▶ [Required task]: Return the records verbatim, starting at the line containing "tree-root-label: International Classification" and ending after the line containing "tree-node[interactable]: Coronary stent".

▶ [Data]:

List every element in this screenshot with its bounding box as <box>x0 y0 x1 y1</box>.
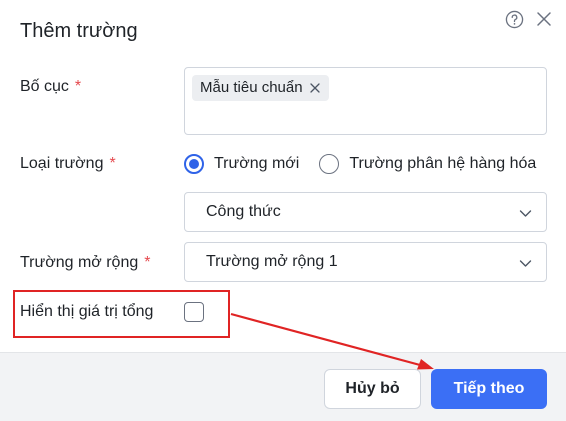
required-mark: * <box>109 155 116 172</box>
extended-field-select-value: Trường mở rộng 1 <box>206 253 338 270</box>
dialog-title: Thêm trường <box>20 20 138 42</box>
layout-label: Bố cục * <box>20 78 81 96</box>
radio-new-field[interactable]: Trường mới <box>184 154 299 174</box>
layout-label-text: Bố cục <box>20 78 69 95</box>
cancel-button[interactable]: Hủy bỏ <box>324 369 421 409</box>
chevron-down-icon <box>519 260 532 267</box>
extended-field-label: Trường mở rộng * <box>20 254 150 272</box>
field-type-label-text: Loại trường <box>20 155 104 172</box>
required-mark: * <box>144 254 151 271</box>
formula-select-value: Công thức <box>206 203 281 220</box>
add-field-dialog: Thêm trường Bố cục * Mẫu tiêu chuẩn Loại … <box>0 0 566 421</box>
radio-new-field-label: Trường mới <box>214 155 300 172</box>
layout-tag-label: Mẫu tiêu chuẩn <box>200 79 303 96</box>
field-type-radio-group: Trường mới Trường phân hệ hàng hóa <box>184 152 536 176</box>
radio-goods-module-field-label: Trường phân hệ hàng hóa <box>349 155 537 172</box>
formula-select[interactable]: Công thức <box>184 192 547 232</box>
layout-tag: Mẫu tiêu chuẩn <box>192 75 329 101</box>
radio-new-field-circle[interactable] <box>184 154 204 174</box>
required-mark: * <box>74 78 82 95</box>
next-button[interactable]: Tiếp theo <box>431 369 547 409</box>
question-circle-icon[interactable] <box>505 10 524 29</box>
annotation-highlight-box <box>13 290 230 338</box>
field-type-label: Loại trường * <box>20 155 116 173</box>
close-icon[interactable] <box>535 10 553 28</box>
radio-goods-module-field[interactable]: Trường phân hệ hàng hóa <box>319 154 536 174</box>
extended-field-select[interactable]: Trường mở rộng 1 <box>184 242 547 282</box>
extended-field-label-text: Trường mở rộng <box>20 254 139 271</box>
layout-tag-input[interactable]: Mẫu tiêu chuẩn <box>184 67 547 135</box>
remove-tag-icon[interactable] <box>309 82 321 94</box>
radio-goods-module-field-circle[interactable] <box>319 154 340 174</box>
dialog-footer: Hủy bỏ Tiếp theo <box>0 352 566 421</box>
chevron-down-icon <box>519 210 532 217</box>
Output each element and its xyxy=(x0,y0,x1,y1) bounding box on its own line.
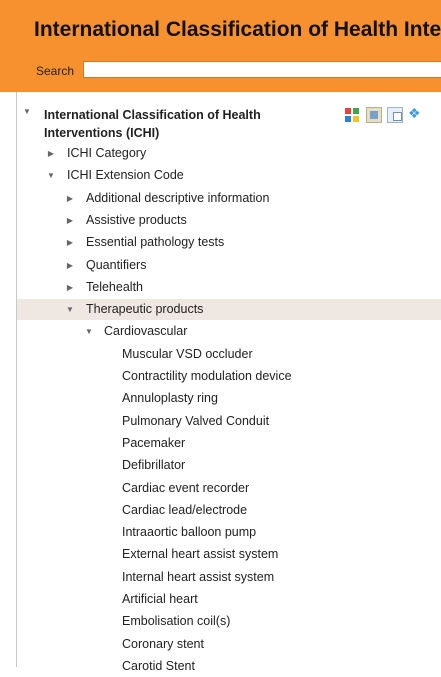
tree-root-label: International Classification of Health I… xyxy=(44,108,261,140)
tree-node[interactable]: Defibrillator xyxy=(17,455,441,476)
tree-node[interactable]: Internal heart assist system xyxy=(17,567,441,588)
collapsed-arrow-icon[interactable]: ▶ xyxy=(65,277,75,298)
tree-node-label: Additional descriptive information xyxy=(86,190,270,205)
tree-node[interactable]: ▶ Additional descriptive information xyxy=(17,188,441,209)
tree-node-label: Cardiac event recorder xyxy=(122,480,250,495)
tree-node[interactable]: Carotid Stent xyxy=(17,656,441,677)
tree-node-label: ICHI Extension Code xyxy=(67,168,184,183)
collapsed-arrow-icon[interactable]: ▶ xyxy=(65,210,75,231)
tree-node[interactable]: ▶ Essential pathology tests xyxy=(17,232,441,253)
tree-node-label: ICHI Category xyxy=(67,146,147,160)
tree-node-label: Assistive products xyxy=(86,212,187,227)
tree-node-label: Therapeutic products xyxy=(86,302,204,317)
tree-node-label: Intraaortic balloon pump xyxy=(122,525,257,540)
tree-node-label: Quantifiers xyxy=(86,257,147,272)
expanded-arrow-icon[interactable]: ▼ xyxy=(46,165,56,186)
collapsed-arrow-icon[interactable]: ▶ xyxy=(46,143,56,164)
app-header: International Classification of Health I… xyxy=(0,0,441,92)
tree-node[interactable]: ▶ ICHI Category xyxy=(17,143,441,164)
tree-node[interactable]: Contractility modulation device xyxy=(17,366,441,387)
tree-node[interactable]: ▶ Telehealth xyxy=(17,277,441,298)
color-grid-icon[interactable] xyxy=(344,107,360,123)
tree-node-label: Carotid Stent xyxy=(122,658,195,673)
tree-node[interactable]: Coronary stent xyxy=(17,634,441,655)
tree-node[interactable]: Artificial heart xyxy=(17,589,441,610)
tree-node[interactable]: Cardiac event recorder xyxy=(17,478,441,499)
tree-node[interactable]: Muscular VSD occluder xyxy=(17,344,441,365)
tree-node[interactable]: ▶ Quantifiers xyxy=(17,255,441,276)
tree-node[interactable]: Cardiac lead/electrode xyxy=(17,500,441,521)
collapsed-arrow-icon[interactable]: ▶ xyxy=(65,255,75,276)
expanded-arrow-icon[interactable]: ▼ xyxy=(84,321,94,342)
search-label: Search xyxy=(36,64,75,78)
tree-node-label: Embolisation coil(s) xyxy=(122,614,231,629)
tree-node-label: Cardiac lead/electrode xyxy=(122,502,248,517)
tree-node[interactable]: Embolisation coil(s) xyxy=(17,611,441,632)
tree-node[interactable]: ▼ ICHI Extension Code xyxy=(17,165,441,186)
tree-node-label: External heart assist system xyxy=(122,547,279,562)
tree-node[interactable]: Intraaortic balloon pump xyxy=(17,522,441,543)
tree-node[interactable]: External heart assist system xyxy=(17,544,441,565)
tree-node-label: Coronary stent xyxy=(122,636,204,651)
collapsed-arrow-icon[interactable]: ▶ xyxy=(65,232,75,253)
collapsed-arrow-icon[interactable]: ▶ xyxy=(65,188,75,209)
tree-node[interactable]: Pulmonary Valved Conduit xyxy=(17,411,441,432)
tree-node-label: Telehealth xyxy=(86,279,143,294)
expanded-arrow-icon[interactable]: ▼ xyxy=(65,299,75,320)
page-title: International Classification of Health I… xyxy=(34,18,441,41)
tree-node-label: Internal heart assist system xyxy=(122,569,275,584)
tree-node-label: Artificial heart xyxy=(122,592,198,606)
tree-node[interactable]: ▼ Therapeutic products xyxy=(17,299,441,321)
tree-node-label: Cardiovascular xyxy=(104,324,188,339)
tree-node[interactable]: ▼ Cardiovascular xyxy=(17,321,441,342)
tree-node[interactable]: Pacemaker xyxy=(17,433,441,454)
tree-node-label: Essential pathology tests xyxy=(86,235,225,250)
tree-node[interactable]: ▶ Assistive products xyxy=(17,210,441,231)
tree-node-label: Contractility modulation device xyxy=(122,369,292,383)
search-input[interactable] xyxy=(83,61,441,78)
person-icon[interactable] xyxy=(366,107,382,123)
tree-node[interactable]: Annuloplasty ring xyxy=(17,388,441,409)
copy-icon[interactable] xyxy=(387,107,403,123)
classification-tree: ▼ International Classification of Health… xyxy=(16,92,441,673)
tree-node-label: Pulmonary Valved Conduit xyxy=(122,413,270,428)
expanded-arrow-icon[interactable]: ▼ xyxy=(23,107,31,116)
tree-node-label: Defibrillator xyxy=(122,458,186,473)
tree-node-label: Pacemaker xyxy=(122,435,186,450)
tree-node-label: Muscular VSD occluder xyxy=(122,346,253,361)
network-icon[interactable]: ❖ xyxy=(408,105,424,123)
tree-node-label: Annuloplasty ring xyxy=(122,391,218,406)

...

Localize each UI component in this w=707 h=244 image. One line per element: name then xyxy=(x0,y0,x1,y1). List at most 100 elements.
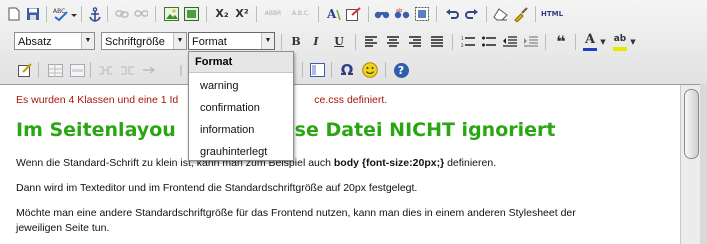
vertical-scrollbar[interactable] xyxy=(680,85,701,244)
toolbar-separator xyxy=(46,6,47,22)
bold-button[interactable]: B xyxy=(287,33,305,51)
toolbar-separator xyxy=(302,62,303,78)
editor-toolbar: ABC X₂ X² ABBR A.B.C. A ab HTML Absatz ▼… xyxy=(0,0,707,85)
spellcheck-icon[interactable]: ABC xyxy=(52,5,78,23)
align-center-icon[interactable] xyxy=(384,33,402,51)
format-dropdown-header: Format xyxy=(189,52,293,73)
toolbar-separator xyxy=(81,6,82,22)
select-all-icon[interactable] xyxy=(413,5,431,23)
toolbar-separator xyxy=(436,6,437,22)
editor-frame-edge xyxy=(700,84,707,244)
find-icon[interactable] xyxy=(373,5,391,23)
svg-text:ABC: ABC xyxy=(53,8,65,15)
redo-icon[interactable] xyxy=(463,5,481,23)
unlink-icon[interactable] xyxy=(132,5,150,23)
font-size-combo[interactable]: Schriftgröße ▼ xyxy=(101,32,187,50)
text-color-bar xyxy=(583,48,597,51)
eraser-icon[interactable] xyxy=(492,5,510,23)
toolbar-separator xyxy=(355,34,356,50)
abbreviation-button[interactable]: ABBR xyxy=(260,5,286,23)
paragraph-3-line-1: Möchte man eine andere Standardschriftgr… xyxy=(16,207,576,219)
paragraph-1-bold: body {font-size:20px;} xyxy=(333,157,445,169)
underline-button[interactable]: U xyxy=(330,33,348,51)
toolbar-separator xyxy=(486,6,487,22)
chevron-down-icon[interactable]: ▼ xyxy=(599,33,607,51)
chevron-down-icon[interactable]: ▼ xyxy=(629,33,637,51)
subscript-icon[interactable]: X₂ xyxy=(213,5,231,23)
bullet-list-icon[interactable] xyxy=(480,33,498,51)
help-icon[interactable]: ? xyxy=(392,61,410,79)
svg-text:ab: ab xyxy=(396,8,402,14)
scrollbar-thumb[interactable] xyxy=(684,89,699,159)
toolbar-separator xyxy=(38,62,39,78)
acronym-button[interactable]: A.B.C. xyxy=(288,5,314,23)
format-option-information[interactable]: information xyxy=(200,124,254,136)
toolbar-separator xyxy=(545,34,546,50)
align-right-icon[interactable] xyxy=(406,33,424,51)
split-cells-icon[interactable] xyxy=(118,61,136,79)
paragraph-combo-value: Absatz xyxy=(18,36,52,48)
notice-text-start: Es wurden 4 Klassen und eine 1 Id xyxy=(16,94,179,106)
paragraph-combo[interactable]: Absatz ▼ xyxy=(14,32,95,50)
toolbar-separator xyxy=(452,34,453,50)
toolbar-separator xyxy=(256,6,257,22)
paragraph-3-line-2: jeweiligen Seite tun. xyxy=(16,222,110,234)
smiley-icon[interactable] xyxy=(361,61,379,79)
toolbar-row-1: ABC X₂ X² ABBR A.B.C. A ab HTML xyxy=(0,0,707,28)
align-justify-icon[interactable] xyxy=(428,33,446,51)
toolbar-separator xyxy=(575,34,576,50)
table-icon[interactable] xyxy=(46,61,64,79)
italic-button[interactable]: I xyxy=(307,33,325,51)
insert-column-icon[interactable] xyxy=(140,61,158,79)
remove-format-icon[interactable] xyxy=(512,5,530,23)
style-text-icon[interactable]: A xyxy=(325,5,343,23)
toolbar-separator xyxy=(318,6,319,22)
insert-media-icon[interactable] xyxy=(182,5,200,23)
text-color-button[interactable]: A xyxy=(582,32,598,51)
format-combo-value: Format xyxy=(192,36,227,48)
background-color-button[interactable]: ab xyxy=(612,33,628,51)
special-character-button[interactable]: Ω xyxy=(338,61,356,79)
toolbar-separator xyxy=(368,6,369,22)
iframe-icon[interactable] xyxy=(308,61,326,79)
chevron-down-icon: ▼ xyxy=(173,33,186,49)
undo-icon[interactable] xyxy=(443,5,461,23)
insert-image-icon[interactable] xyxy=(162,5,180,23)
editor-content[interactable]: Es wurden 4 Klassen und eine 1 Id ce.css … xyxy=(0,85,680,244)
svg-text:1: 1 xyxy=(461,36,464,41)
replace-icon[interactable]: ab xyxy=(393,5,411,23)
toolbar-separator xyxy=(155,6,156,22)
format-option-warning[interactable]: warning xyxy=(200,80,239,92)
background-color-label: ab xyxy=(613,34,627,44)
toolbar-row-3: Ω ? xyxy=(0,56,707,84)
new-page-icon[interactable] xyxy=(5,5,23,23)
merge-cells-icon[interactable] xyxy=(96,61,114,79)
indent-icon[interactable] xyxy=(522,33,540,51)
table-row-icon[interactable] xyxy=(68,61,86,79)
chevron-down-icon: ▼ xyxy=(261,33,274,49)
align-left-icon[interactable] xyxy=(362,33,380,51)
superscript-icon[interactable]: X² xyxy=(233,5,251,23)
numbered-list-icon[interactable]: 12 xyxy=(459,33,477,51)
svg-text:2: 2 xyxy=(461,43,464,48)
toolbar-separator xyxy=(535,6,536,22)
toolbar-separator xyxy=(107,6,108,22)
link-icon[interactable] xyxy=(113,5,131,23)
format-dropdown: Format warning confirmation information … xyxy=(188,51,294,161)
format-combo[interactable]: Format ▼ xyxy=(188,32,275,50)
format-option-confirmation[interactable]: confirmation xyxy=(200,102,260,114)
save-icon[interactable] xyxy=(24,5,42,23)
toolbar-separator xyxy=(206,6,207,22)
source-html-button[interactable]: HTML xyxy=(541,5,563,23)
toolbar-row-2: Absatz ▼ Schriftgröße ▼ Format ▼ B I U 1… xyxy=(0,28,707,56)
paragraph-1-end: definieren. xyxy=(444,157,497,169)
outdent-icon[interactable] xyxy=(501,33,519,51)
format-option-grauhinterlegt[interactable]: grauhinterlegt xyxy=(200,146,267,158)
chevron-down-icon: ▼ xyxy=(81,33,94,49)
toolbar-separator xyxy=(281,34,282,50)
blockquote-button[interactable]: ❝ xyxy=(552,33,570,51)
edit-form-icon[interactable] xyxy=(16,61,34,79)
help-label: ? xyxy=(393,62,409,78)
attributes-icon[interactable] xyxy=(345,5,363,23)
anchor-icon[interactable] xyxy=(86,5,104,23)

▶ [Answer to this exercise]:
tree-root-label: International Classification of Health I… xyxy=(44,108,261,140)
tree-node[interactable]: Defibrillator xyxy=(17,455,441,476)
tree-node[interactable]: Internal heart assist system xyxy=(17,567,441,588)
collapsed-arrow-icon[interactable]: ▶ xyxy=(65,277,75,298)
tree-node-label: Additional descriptive information xyxy=(86,190,270,205)
tree-node[interactable]: ▶ Additional descriptive information xyxy=(17,188,441,209)
tree-node-label: Cardiac event recorder xyxy=(122,480,250,495)
tree-node[interactable]: Carotid Stent xyxy=(17,656,441,677)
tree-node-label: ICHI Extension Code xyxy=(67,168,184,183)
collapsed-arrow-icon[interactable]: ▶ xyxy=(65,210,75,231)
tree-node[interactable]: ▶ Essential pathology tests xyxy=(17,232,441,253)
tree-node-label: ICHI Category xyxy=(67,146,147,160)
tree-node-label: Assistive products xyxy=(86,212,187,227)
tree-node-label: Therapeutic products xyxy=(86,302,204,317)
tree-node-label: Intraaortic balloon pump xyxy=(122,525,257,540)
tree-node-label: Quantifiers xyxy=(86,257,147,272)
expanded-arrow-icon[interactable]: ▼ xyxy=(46,165,56,186)
collapsed-arrow-icon[interactable]: ▶ xyxy=(46,143,56,164)
app-header: International Classification of Health I… xyxy=(0,0,441,92)
tree-node[interactable]: ▶ ICHI Category xyxy=(17,143,441,164)
tree-node[interactable]: Contractility modulation device xyxy=(17,366,441,387)
tree-node[interactable]: ▶ Telehealth xyxy=(17,277,441,298)
color-grid-icon[interactable] xyxy=(344,107,360,123)
tree-node-label: Carotid Stent xyxy=(122,658,195,673)
tree-node[interactable]: Coronary stent xyxy=(17,634,441,655)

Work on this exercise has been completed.